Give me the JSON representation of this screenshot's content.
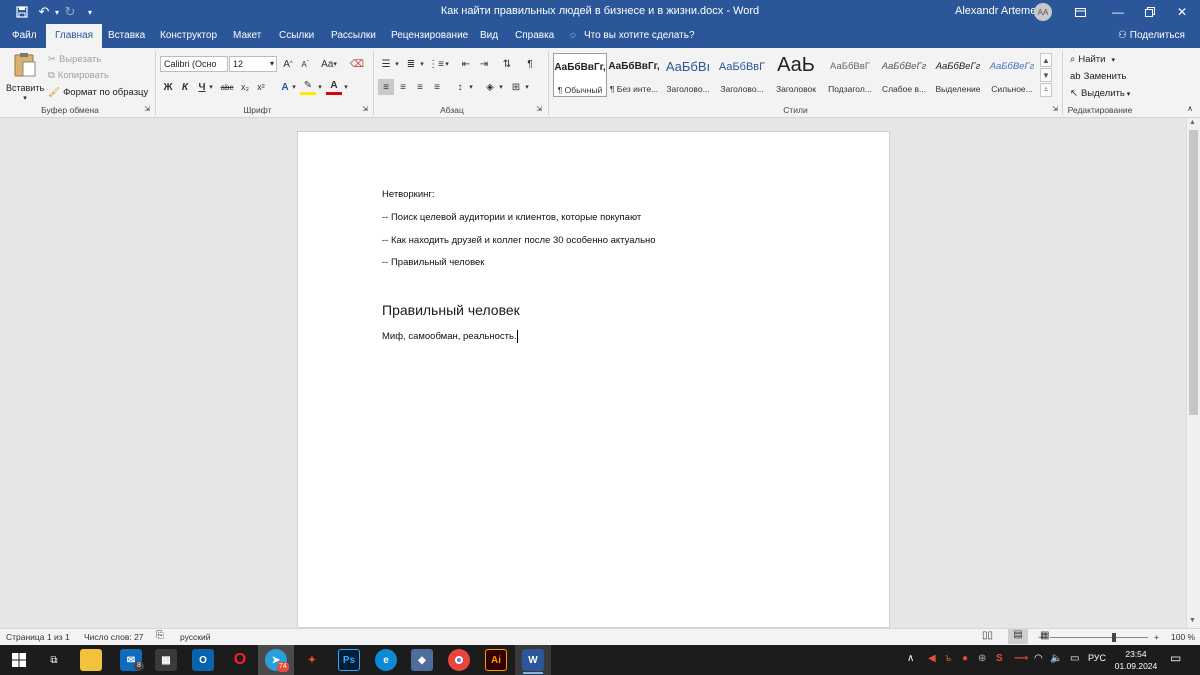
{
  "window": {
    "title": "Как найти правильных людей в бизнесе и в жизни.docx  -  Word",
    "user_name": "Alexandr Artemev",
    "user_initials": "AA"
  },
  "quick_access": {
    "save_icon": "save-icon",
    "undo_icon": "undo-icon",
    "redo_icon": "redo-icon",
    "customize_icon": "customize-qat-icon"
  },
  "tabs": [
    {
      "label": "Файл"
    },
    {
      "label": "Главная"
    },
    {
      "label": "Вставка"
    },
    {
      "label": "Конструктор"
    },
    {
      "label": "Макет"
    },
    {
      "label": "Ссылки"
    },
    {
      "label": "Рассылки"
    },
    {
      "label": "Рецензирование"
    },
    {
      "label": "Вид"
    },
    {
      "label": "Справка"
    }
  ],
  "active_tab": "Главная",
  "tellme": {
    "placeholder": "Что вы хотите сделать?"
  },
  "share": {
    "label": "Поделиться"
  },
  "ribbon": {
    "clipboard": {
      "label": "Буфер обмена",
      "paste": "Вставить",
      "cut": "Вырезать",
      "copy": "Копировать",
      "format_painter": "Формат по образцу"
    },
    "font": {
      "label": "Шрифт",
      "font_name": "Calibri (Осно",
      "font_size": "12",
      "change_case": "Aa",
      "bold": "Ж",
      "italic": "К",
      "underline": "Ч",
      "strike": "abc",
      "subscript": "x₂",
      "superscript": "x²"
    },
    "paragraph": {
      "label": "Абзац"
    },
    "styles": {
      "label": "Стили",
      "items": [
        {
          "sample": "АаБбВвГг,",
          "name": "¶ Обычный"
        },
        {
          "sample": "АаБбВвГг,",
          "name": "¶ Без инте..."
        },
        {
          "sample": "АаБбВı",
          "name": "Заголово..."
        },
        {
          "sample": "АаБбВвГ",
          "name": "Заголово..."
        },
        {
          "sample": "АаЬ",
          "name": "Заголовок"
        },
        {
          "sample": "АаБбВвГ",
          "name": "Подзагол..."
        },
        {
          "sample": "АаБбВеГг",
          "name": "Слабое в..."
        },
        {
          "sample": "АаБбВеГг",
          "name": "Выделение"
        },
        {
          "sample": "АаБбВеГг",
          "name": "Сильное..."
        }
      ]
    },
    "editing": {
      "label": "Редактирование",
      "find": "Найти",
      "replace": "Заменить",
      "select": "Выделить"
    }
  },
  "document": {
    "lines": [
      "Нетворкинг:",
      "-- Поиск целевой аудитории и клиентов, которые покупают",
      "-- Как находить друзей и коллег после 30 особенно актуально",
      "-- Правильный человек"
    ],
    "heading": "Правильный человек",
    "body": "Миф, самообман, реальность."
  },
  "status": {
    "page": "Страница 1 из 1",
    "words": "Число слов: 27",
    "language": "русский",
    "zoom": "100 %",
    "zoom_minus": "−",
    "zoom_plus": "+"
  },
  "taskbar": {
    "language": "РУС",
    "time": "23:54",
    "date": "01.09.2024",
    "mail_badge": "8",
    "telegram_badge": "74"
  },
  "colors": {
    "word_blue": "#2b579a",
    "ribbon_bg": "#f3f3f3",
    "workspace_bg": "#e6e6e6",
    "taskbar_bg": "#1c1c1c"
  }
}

------------------------------------------------------------------------

- [GIVEN EXERCISE]
Reproduce all of the material above word for word. Omit the pictures.

- [OUTPUT FOR THIS EXERCISE]
Give me the JSON representation of this screenshot's content.
{
  "window": {
    "title": "Как найти правильных людей в бизнесе и в жизни.docx  -  Word",
    "user_name": "Alexandr Artemev",
    "user_initials": "AA"
  },
  "quick_access": {
    "save_icon": "save-icon",
    "undo_icon": "undo-icon",
    "redo_icon": "redo-icon",
    "customize_icon": "customize-qat-icon"
  },
  "tabs": [
    {
      "label": "Файл"
    },
    {
      "label": "Главная"
    },
    {
      "label": "Вставка"
    },
    {
      "label": "Конструктор"
    },
    {
      "label": "Макет"
    },
    {
      "label": "Ссылки"
    },
    {
      "label": "Рассылки"
    },
    {
      "label": "Рецензирование"
    },
    {
      "label": "Вид"
    },
    {
      "label": "Справка"
    }
  ],
  "active_tab": "Главная",
  "tellme": {
    "placeholder": "Что вы хотите сделать?"
  },
  "share": {
    "label": "Поделиться"
  },
  "ribbon": {
    "clipboard": {
      "label": "Буфер обмена",
      "paste": "Вставить",
      "cut": "Вырезать",
      "copy": "Копировать",
      "format_painter": "Формат по образцу"
    },
    "font": {
      "label": "Шрифт",
      "font_name": "Calibri (Осно",
      "font_size": "12",
      "change_case": "Aa",
      "bold": "Ж",
      "italic": "К",
      "underline": "Ч",
      "strike": "abc",
      "subscript": "x₂",
      "superscript": "x²"
    },
    "paragraph": {
      "label": "Абзац"
    },
    "styles": {
      "label": "Стили",
      "items": [
        {
          "sample": "АаБбВвГг,",
          "name": "¶ Обычный"
        },
        {
          "sample": "АаБбВвГг,",
          "name": "¶ Без инте..."
        },
        {
          "sample": "АаБбВı",
          "name": "Заголово..."
        },
        {
          "sample": "АаБбВвГ",
          "name": "Заголово..."
        },
        {
          "sample": "АаЬ",
          "name": "Заголовок"
        },
        {
          "sample": "АаБбВвГ",
          "name": "Подзагол..."
        },
        {
          "sample": "АаБбВеГг",
          "name": "Слабое в..."
        },
        {
          "sample": "АаБбВеГг",
          "name": "Выделение"
        },
        {
          "sample": "АаБбВеГг",
          "name": "Сильное..."
        }
      ]
    },
    "editing": {
      "label": "Редактирование",
      "find": "Найти",
      "replace": "Заменить",
      "select": "Выделить"
    }
  },
  "document": {
    "lines": [
      "Нетворкинг:",
      "-- Поиск целевой аудитории и клиентов, которые покупают",
      "-- Как находить друзей и коллег после 30 особенно актуально",
      "-- Правильный человек"
    ],
    "heading": "Правильный человек",
    "body": "Миф, самообман, реальность."
  },
  "status": {
    "page": "Страница 1 из 1",
    "words": "Число слов: 27",
    "language": "русский",
    "zoom": "100 %",
    "zoom_minus": "−",
    "zoom_plus": "+"
  },
  "taskbar": {
    "language": "РУС",
    "time": "23:54",
    "date": "01.09.2024",
    "mail_badge": "8",
    "telegram_badge": "74"
  },
  "colors": {
    "word_blue": "#2b579a",
    "ribbon_bg": "#f3f3f3",
    "workspace_bg": "#e6e6e6",
    "taskbar_bg": "#1c1c1c"
  }
}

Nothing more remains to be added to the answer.